STATED EXERCISE:
Each line that holds the string "Geschichte" counts once; say how many such lines there are and add nothing.

SUPPLIED MATERIAL:
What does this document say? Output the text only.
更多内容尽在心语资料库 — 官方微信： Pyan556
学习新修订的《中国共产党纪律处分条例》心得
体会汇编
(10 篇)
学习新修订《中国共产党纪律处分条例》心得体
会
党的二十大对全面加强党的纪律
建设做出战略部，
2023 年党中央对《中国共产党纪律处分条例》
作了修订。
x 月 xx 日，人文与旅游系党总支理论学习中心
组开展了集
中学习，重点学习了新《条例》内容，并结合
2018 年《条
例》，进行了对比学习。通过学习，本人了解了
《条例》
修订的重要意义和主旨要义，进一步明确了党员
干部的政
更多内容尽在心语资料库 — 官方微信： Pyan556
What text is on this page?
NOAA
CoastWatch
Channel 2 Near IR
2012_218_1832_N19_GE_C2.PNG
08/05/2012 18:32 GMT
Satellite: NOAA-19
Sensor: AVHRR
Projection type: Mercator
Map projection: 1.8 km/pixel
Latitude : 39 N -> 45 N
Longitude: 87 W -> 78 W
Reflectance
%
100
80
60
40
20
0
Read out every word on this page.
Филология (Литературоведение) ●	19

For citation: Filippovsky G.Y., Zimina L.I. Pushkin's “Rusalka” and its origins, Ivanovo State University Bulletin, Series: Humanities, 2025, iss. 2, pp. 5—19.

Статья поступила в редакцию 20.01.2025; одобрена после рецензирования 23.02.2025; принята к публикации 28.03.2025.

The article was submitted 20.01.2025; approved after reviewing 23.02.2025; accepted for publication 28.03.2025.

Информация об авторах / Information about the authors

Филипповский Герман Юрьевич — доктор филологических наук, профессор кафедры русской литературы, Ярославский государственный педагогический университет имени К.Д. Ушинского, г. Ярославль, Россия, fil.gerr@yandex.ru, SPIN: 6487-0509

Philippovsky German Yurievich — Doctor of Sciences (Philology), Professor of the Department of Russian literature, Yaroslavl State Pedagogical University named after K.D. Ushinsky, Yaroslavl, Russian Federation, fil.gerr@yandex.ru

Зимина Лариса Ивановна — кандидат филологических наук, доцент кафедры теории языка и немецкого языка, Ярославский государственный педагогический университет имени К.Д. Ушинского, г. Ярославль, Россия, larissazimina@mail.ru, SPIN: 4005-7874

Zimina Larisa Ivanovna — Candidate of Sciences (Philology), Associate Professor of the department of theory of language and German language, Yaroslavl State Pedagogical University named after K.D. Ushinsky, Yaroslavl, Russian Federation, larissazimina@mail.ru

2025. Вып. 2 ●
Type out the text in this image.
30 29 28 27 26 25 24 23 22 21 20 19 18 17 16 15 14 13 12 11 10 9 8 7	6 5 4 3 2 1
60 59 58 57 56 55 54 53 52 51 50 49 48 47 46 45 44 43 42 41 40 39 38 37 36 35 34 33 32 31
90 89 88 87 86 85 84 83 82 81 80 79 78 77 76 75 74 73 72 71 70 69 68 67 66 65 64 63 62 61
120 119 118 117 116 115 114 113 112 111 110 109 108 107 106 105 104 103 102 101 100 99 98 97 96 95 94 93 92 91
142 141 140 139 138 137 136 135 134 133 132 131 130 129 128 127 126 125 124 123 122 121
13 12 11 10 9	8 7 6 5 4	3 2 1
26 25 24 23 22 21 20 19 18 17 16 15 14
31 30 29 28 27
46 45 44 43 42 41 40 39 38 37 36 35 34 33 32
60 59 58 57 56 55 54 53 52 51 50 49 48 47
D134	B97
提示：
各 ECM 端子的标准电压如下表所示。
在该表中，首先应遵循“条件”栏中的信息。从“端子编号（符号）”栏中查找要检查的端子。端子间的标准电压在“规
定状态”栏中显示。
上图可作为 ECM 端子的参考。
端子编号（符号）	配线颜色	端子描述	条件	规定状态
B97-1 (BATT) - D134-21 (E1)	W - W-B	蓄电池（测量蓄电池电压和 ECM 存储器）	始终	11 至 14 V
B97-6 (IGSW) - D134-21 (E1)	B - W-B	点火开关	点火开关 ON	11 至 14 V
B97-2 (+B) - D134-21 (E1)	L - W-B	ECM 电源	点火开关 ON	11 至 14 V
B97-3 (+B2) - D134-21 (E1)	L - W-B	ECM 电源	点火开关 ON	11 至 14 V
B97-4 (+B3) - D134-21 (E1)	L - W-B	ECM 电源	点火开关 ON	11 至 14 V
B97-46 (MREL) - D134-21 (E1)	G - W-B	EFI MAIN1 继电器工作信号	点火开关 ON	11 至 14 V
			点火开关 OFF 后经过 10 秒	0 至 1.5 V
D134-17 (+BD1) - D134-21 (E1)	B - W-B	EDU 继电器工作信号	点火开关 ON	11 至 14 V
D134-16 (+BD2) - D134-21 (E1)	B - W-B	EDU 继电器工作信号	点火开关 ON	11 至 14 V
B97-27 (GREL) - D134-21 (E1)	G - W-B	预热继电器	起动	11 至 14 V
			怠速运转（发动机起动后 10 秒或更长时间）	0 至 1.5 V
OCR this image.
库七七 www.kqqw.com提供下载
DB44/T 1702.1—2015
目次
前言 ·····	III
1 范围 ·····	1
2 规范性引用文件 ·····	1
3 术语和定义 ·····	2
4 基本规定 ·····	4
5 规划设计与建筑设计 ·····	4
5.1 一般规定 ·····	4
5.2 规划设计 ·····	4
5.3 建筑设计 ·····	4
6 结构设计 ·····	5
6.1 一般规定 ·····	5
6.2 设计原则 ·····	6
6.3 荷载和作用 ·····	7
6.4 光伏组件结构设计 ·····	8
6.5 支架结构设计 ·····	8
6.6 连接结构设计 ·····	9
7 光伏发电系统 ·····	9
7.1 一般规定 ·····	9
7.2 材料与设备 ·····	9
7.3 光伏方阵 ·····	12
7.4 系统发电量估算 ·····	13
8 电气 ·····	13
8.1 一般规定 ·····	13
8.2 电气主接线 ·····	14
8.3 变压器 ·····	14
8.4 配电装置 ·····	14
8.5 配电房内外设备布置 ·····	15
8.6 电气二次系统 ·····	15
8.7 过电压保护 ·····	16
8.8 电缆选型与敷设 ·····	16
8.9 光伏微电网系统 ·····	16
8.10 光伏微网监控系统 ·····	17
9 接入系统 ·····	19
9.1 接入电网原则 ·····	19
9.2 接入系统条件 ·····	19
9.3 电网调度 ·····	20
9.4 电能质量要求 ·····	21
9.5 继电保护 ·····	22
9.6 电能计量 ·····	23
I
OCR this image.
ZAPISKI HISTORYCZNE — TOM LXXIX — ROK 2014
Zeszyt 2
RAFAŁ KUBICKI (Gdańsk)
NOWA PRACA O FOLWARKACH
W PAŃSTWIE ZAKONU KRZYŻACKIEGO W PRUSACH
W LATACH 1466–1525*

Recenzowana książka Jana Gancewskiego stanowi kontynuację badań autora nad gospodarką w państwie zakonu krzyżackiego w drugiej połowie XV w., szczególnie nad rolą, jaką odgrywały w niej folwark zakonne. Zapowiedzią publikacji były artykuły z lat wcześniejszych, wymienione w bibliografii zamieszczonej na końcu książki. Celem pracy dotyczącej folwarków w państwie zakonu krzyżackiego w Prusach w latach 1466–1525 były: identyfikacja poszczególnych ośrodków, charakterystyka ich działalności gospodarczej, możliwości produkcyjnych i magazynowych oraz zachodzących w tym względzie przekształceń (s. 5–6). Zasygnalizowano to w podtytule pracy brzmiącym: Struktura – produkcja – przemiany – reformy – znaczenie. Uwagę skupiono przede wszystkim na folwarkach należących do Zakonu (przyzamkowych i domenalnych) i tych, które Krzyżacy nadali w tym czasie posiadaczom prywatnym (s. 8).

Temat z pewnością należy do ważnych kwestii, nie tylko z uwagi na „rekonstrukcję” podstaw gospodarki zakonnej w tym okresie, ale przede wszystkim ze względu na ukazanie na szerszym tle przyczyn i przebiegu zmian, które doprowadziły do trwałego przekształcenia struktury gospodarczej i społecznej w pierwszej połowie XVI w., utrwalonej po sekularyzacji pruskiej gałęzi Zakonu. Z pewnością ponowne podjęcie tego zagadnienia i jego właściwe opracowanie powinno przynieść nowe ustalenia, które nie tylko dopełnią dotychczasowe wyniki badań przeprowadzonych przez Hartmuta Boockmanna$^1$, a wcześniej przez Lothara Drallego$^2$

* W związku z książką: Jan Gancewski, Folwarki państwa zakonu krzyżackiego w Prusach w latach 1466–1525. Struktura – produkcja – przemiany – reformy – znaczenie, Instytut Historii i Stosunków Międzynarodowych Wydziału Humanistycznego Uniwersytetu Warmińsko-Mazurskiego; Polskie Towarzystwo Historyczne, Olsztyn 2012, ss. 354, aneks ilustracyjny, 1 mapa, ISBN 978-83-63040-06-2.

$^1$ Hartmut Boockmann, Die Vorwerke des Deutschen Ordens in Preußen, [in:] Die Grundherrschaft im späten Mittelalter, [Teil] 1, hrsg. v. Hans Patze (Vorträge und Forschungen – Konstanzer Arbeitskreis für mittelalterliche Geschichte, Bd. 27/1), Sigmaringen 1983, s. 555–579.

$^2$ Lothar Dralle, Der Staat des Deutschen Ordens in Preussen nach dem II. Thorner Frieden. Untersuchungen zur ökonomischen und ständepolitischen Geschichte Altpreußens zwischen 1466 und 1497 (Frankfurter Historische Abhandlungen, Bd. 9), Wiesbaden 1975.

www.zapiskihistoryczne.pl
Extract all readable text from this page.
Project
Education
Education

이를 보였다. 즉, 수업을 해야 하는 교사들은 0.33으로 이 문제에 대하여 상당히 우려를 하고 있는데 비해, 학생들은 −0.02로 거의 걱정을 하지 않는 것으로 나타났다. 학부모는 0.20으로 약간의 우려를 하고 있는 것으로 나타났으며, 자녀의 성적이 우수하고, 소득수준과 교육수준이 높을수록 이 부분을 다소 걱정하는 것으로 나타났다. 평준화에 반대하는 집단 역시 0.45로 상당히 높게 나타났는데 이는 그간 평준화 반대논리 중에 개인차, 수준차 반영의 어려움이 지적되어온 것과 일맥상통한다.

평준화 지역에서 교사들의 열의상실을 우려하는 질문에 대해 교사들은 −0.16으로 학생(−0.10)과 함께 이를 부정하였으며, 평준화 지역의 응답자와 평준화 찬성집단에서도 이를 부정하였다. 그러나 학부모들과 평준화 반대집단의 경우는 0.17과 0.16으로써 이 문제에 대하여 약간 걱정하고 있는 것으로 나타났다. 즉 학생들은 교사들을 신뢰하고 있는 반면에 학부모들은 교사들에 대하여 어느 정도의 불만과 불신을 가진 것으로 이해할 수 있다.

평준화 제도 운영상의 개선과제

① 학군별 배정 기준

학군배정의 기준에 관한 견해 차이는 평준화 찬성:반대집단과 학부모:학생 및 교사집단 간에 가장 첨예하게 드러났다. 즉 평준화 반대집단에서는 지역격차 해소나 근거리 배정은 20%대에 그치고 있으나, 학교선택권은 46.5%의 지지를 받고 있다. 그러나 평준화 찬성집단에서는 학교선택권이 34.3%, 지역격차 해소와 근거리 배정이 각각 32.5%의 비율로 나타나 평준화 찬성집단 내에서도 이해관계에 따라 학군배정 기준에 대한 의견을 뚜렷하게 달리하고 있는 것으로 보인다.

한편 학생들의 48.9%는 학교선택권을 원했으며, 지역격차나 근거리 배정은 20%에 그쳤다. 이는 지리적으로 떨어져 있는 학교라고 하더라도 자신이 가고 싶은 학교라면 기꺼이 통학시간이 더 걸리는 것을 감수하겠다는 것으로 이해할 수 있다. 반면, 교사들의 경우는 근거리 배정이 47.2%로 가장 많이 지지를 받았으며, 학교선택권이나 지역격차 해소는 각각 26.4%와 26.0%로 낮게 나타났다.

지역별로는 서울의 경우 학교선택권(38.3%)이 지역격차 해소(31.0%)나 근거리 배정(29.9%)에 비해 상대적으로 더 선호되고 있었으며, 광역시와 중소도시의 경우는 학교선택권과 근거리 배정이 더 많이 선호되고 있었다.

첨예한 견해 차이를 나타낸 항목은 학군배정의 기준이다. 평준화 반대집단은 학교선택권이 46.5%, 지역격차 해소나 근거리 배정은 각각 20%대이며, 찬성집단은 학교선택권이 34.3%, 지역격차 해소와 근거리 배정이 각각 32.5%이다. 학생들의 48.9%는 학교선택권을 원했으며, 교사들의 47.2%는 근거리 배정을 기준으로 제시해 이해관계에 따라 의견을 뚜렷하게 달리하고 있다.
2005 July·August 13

COMPLETED EXERCISE:
2